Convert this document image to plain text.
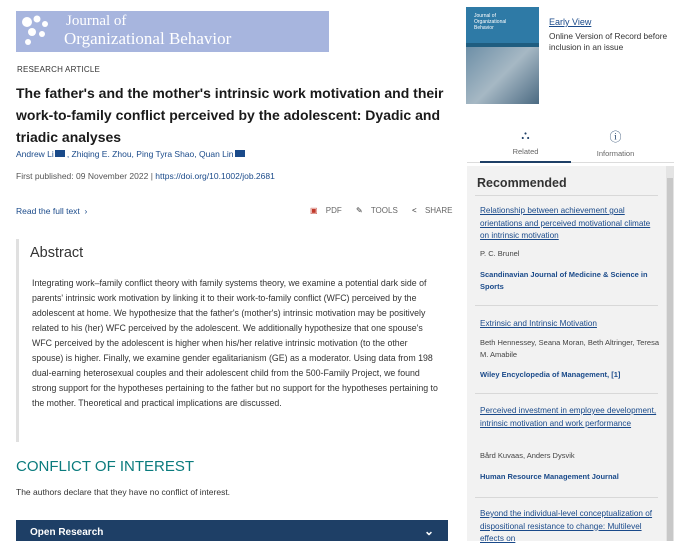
Journal of
Organizational Behavior
RESEARCH ARTICLE
The father's and the mother's intrinsic work motivation and their work-to-family conflict perceived by the adolescent: Dyadic and triadic analyses
Andrew Li , Zhiqing E. Zhou, Ping Tyra Shao, Quan Lin
First published: 09 November 2022 | https://doi.org/10.1002/job.2681
Read the full text  ›	▣ PDF ✎ TOOLS < SHARE
Abstract
Integrating work–family conflict theory with family systems theory, we examine a potential dark side of parents' intrinsic work motivation by linking it to their work-to-family conflict (WFC) perceived by the adolescent at home. We hypothesize that the father's (mother's) intrinsic motivation may be positively related to his (her) WFC perceived by the adolescent. We additionally hypothesize that one spouse's WFC perceived by the adolescent is higher when his/her relative intrinsic motivation (to the other spouse) is higher. Finally, we examine gender egalitarianism (GE) as a moderator. Using data from 198 dual-earning heterosexual couples and their adolescent child from the 500-Family Project, we found strong support for the hypotheses pertaining to the father but no support for the hypotheses pertaining to the mother. Theoretical and practical implications are discussed.
CONFLICT OF INTEREST
The authors declare that they have no conflict of interest.
Open Research	⌄
Journal of Organizational Behavior
Early View
Online Version of Record before inclusion in an issue
⛬
Related
ⓘ
Information
Recommended
Relationship between achievement goal orientations and perceived motivational climate on intrinsic motivation
P. C. Brunel
Scandinavian Journal of Medicine & Science in Sports
Extrinsic and Intrinsic Motivation
Beth Hennessey, Seana Moran, Beth Altringer, Teresa M. Amabile
Wiley Encyclopedia of Management, [1]
Perceived investment in employee development, intrinsic motivation and work performance
Bård Kuvaas, Anders Dysvik
Human Resource Management Journal
Beyond the individual-level conceptualization of dispositional resistance to change: Multilevel effects on
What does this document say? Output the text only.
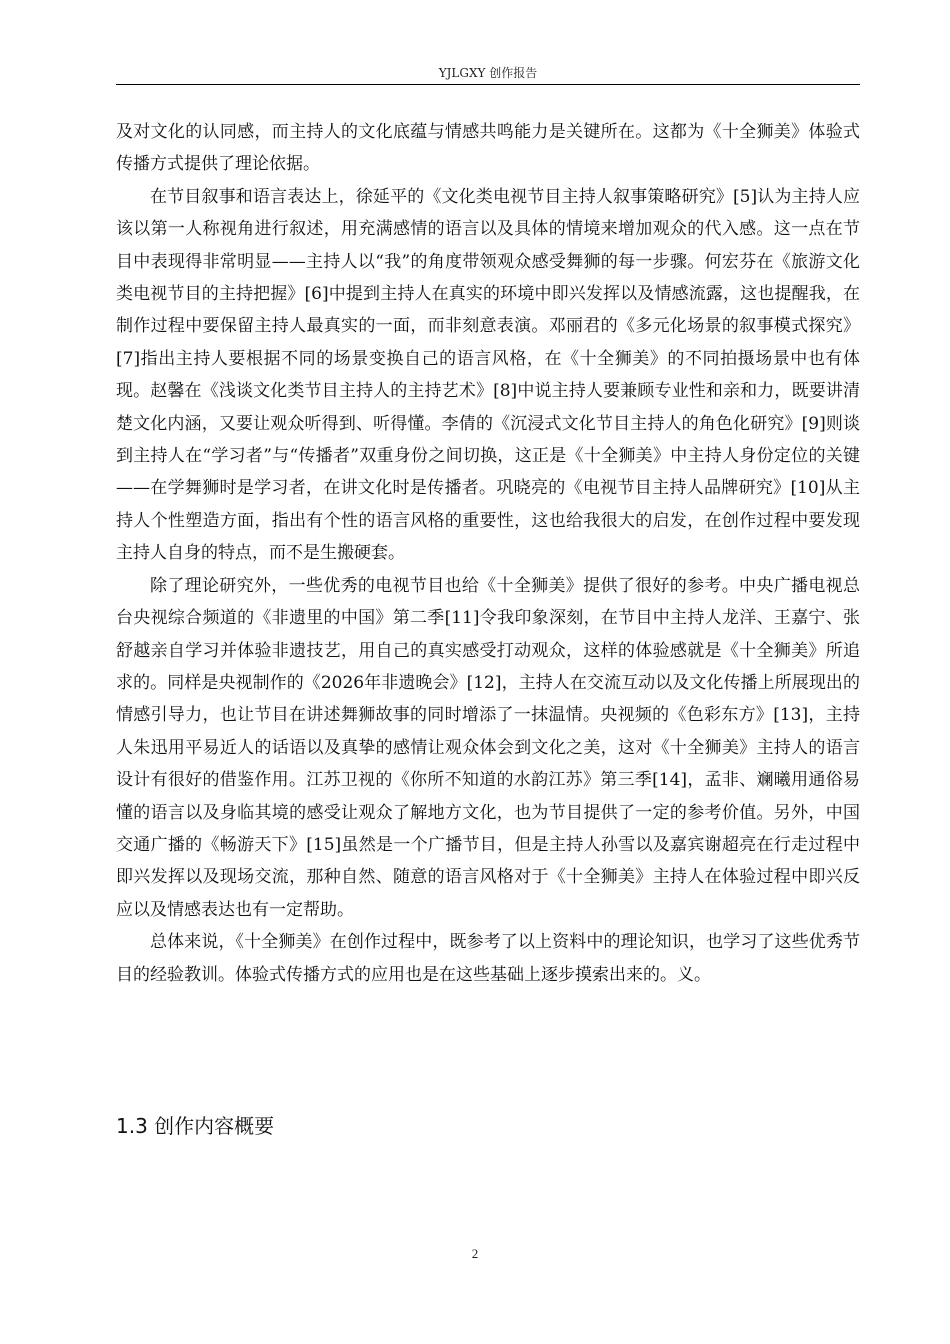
YJLGXY 创作报告

及对文化的认同感，而主持人的文化底蕴与情感共鸣能力是关键所在。这都为《十全狮美》体验式传播方式提供了理论依据。

在节目叙事和语言表达上，徐延平的《文化类电视节目主持人叙事策略研究》[5]认为主持人应该以第一人称视角进行叙述，用充满感情的语言以及具体的情境来增加观众的代入感。这一点在节目中表现得非常明显——主持人以“我”的角度带领观众感受舞狮的每一步骤。何宏芬在《旅游文化类电视节目的主持把握》[6]中提到主持人在真实的环境中即兴发挥以及情感流露，这也提醒我，在制作过程中要保留主持人最真实的一面，而非刻意表演。邓丽君的《多元化场景的叙事模式探究》[7]指出主持人要根据不同的场景变换自己的语言风格，在《十全狮美》的不同拍摄场景中也有体现。赵馨在《浅谈文化类节目主持人的主持艺术》[8]中说主持人要兼顾专业性和亲和力，既要讲清楚文化内涵，又要让观众听得到、听得懂。李倩的《沉浸式文化节目主持人的角色化研究》[9]则谈到主持人在“学习者”与“传播者”双重身份之间切换，这正是《十全狮美》中主持人身份定位的关键——在学舞狮时是学习者，在讲文化时是传播者。巩晓亮的《电视节目主持人品牌研究》[10]从主持人个性塑造方面，指出有个性的语言风格的重要性，这也给我很大的启发，在创作过程中要发现主持人自身的特点，而不是生搬硬套。

除了理论研究外，一些优秀的电视节目也给《十全狮美》提供了很好的参考。中央广播电视总台央视综合频道的《非遗里的中国》第二季[11]令我印象深刻，在节目中主持人龙洋、王嘉宁、张舒越亲自学习并体验非遗技艺，用自己的真实感受打动观众，这样的体验感就是《十全狮美》所追求的。同样是央视制作的《2026年非遗晚会》[12]，主持人在交流互动以及文化传播上所展现出的情感引导力，也让节目在讲述舞狮故事的同时增添了一抹温情。央视频的《色彩东方》[13]，主持人朱迅用平易近人的话语以及真挚的感情让观众体会到文化之美，这对《十全狮美》主持人的语言设计有很好的借鉴作用。江苏卫视的《你所不知道的水韵江苏》第三季[14]，孟非、斓曦用通俗易懂的语言以及身临其境的感受让观众了解地方文化，也为节目提供了一定的参考价值。另外，中国交通广播的《畅游天下》[15]虽然是一个广播节目，但是主持人孙雪以及嘉宾谢超亮在行走过程中即兴发挥以及现场交流，那种自然、随意的语言风格对于《十全狮美》主持人在体验过程中即兴反应以及情感表达也有一定帮助。

总体来说，《十全狮美》在创作过程中，既参考了以上资料中的理论知识，也学习了这些优秀节目的经验教训。体验式传播方式的应用也是在这些基础上逐步摸索出来的。义。

1.3 创作内容概要
2
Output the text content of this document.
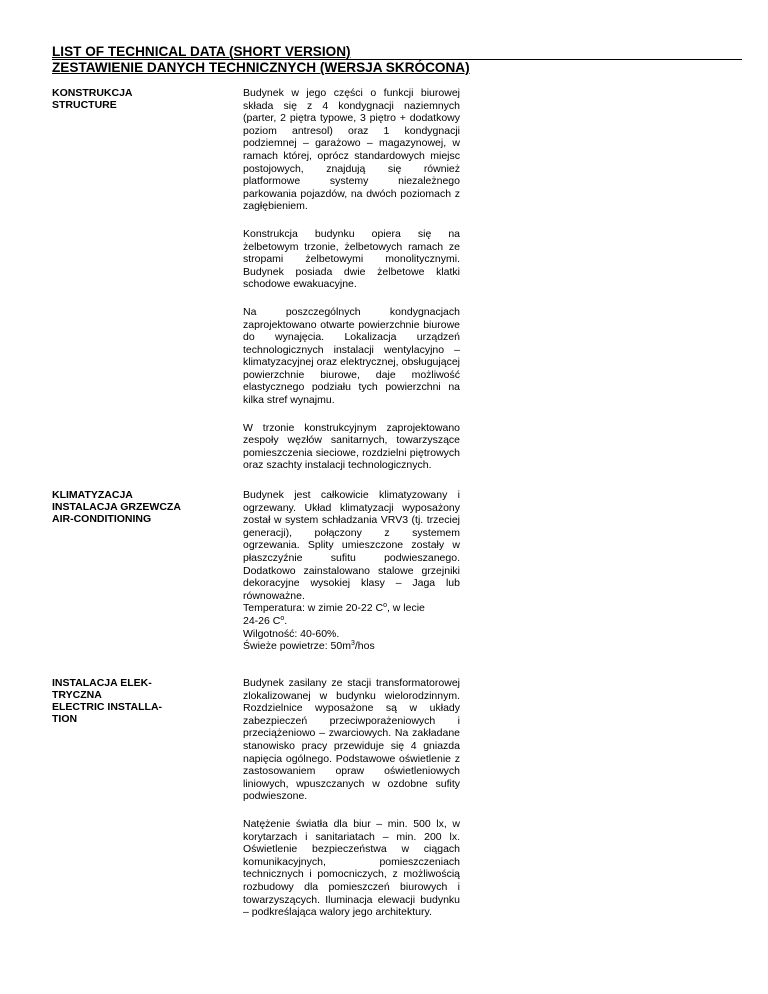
LIST OF TECHNICAL DATA (SHORT VERSION)
ZESTAWIENIE DANYCH TECHNICZNYCH (WERSJA SKRÓCONA)
KONSTRUKCJA
STRUCTURE

Budynek w jego części o funkcji biurowej składa się z 4 kondygnacji naziemnych (parter, 2 piętra typowe, 3 piętro + dodatkowy poziom antresol) oraz 1 kondygnacji podziemnej – garażowo – magazynowej, w ramach której, oprócz standardowych miejsc postojowych, znajdują się również platformowe systemy niezależnego parkowania pojazdów, na dwóch poziomach z zagłębieniem.

Konstrukcja budynku opiera się na żelbetowym trzonie, żelbetowych ramach ze stropami żelbetowymi monolitycznymi. Budynek posiada dwie żelbetowe klatki schodowe ewakuacyjne.

Na poszczególnych kondygnacjach zaprojektowano otwarte powierzchnie biurowe do wynajęcia. Lokalizacja urządzeń technologicznych instalacji wentylacyjno – klimatyzacyjnej oraz elektrycznej, obsługującej powierzchnie biurowe, daje możliwość elastycznego podziału tych powierzchni na kilka stref wynajmu.

W trzonie konstrukcyjnym zaprojektowano zespoły węzłów sanitarnych, towarzyszące pomieszczenia sieciowe, rozdzielni piętrowych oraz szachty instalacji technologicznych.

KLIMATYZACJA
INSTALACJA GRZEWCZA
AIR-CONDITIONING

Budynek jest całkowicie klimatyzowany i ogrzewany. Układ klimatyzacji wyposażony został w system schładzania VRV3 (tj. trzeciej generacji), połączony z systemem ogrzewania. Splity umieszczone zostały w płaszczyźnie sufitu podwieszanego. Dodatkowo zainstalowano stalowe grzejniki dekoracyjne wysokiej klasy – Jaga lub równoważne.
Temperatura: w zimie 20-22 $C^o$, w lecie
24-26 $C^o$.
Wilgotność: 40-60%.
Świeże powietrze: $50m^3$/hos

INSTALACJA ELEK-
TRYCZNA
ELECTRIC INSTALLA-
TION

Budynek zasilany ze stacji transformatorowej zlokalizowanej w budynku wielorodzinnym. Rozdzielnice wyposażone są w układy zabezpieczeń przeciwporażeniowych i przeciążeniowo – zwarciowych. Na zakładane stanowisko pracy przewiduje się 4 gniazda napięcia ogólnego. Podstawowe oświetlenie z zastosowaniem opraw oświetleniowych liniowych, wpuszczanych w ozdobne sufity podwieszone.

Natężenie światła dla biur – min. 500 lx, w korytarzach i sanitariatach – min. 200 lx. Oświetlenie bezpieczeństwa w ciągach komunikacyjnych, pomieszczeniach technicznych i pomocniczych, z możliwością rozbudowy dla pomieszczeń biurowych i towarzyszących. Iluminacja elewacji budynku – podkreślająca walory jego architektury.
────────────────
▸ Aim of the exercise:
Your copy of the data should match it exactly, except that pictures are left out.

▸ Reply:
Convert this document image to plain text.
Journal of
Organizational Behavior
RESEARCH ARTICLE
The father's and the mother's intrinsic work motivation and their work-to-family conflict perceived by the adolescent: Dyadic and triadic analyses
Andrew Li , Zhiqing E. Zhou, Ping Tyra Shao, Quan Lin
First published: 09 November 2022 | https://doi.org/10.1002/job.2681
Read the full text  ›	▣ PDF ✎ TOOLS < SHARE
Abstract
Integrating work–family conflict theory with family systems theory, we examine a potential dark side of parents' intrinsic work motivation by linking it to their work-to-family conflict (WFC) perceived by the adolescent at home. We hypothesize that the father's (mother's) intrinsic motivation may be positively related to his (her) WFC perceived by the adolescent. We additionally hypothesize that one spouse's WFC perceived by the adolescent is higher when his/her relative intrinsic motivation (to the other spouse) is higher. Finally, we examine gender egalitarianism (GE) as a moderator. Using data from 198 dual-earning heterosexual couples and their adolescent child from the 500-Family Project, we found strong support for the hypotheses pertaining to the father but no support for the hypotheses pertaining to the mother. Theoretical and practical implications are discussed.
CONFLICT OF INTEREST
The authors declare that they have no conflict of interest.
Open Research	⌄
Journal of Organizational Behavior
Early View
Online Version of Record before inclusion in an issue
⛬
Related
ⓘ
Information
Recommended
Relationship between achievement goal orientations and perceived motivational climate on intrinsic motivation
P. C. Brunel
Scandinavian Journal of Medicine & Science in Sports
Extrinsic and Intrinsic Motivation
Beth Hennessey, Seana Moran, Beth Altringer, Teresa M. Amabile
Wiley Encyclopedia of Management, [1]
Perceived investment in employee development, intrinsic motivation and work performance
Bård Kuvaas, Anders Dysvik
Human Resource Management Journal
Beyond the individual-level conceptualization of dispositional resistance to change: Multilevel effects on
What does this document say? Output the text only.
YJLGXY 创作报告

及对文化的认同感，而主持人的文化底蕴与情感共鸣能力是关键所在。这都为《十全狮美》体验式传播方式提供了理论依据。

在节目叙事和语言表达上，徐延平的《文化类电视节目主持人叙事策略研究》[5]认为主持人应该以第一人称视角进行叙述，用充满感情的语言以及具体的情境来增加观众的代入感。这一点在节目中表现得非常明显——主持人以“我”的角度带领观众感受舞狮的每一步骤。何宏芬在《旅游文化类电视节目的主持把握》[6]中提到主持人在真实的环境中即兴发挥以及情感流露，这也提醒我，在制作过程中要保留主持人最真实的一面，而非刻意表演。邓丽君的《多元化场景的叙事模式探究》[7]指出主持人要根据不同的场景变换自己的语言风格，在《十全狮美》的不同拍摄场景中也有体现。赵馨在《浅谈文化类节目主持人的主持艺术》[8]中说主持人要兼顾专业性和亲和力，既要讲清楚文化内涵，又要让观众听得到、听得懂。李倩的《沉浸式文化节目主持人的角色化研究》[9]则谈到主持人在“学习者”与“传播者”双重身份之间切换，这正是《十全狮美》中主持人身份定位的关键——在学舞狮时是学习者，在讲文化时是传播者。巩晓亮的《电视节目主持人品牌研究》[10]从主持人个性塑造方面，指出有个性的语言风格的重要性，这也给我很大的启发，在创作过程中要发现主持人自身的特点，而不是生搬硬套。

除了理论研究外，一些优秀的电视节目也给《十全狮美》提供了很好的参考。中央广播电视总台央视综合频道的《非遗里的中国》第二季[11]令我印象深刻，在节目中主持人龙洋、王嘉宁、张舒越亲自学习并体验非遗技艺，用自己的真实感受打动观众，这样的体验感就是《十全狮美》所追求的。同样是央视制作的《2026年非遗晚会》[12]，主持人在交流互动以及文化传播上所展现出的情感引导力，也让节目在讲述舞狮故事的同时增添了一抹温情。央视频的《色彩东方》[13]，主持人朱迅用平易近人的话语以及真挚的感情让观众体会到文化之美，这对《十全狮美》主持人的语言设计有很好的借鉴作用。江苏卫视的《你所不知道的水韵江苏》第三季[14]，孟非、斓曦用通俗易懂的语言以及身临其境的感受让观众了解地方文化，也为节目提供了一定的参考价值。另外，中国交通广播的《畅游天下》[15]虽然是一个广播节目，但是主持人孙雪以及嘉宾谢超亮在行走过程中即兴发挥以及现场交流，那种自然、随意的语言风格对于《十全狮美》主持人在体验过程中即兴反应以及情感表达也有一定帮助。

总体来说，《十全狮美》在创作过程中，既参考了以上资料中的理论知识，也学习了这些优秀节目的经验教训。体验式传播方式的应用也是在这些基础上逐步摸索出来的。义。

1.3 创作内容概要
2
Output the text content of this document.
LIST OF TECHNICAL DATA (SHORT VERSION)
ZESTAWIENIE DANYCH TECHNICZNYCH (WERSJA SKRÓCONA)
KONSTRUKCJA
STRUCTURE

Budynek w jego części o funkcji biurowej składa się z 4 kondygnacji naziemnych (parter, 2 piętra typowe, 3 piętro + dodatkowy poziom antresol) oraz 1 kondygnacji podziemnej – garażowo – magazynowej, w ramach której, oprócz standardowych miejsc postojowych, znajdują się również platformowe systemy niezależnego parkowania pojazdów, na dwóch poziomach z zagłębieniem.

Konstrukcja budynku opiera się na żelbetowym trzonie, żelbetowych ramach ze stropami żelbetowymi monolitycznymi. Budynek posiada dwie żelbetowe klatki schodowe ewakuacyjne.

Na poszczególnych kondygnacjach zaprojektowano otwarte powierzchnie biurowe do wynajęcia. Lokalizacja urządzeń technologicznych instalacji wentylacyjno – klimatyzacyjnej oraz elektrycznej, obsługującej powierzchnie biurowe, daje możliwość elastycznego podziału tych powierzchni na kilka stref wynajmu.

W trzonie konstrukcyjnym zaprojektowano zespoły węzłów sanitarnych, towarzyszące pomieszczenia sieciowe, rozdzielni piętrowych oraz szachty instalacji technologicznych.

KLIMATYZACJA
INSTALACJA GRZEWCZA
AIR-CONDITIONING

Budynek jest całkowicie klimatyzowany i ogrzewany. Układ klimatyzacji wyposażony został w system schładzania VRV3 (tj. trzeciej generacji), połączony z systemem ogrzewania. Splity umieszczone zostały w płaszczyźnie sufitu podwieszanego. Dodatkowo zainstalowano stalowe grzejniki dekoracyjne wysokiej klasy – Jaga lub równoważne.
Temperatura: w zimie 20-22 $C^o$, w lecie
24-26 $C^o$.
Wilgotność: 40-60%.
Świeże powietrze: $50m^3$/hos

INSTALACJA ELEK-
TRYCZNA
ELECTRIC INSTALLA-
TION

Budynek zasilany ze stacji transformatorowej zlokalizowanej w budynku wielorodzinnym. Rozdzielnice wyposażone są w układy zabezpieczeń przeciwporażeniowych i przeciążeniowo – zwarciowych. Na zakładane stanowisko pracy przewiduje się 4 gniazda napięcia ogólnego. Podstawowe oświetlenie z zastosowaniem opraw oświetleniowych liniowych, wpuszczanych w ozdobne sufity podwieszone.

Natężenie światła dla biur – min. 500 lx, w korytarzach i sanitariatach – min. 200 lx. Oświetlenie bezpieczeństwa w ciągach komunikacyjnych, pomieszczeniach technicznych i pomocniczych, z możliwością rozbudowy dla pomieszczeń biurowych i towarzyszących. Iluminacja elewacji budynku – podkreślająca walory jego architektury.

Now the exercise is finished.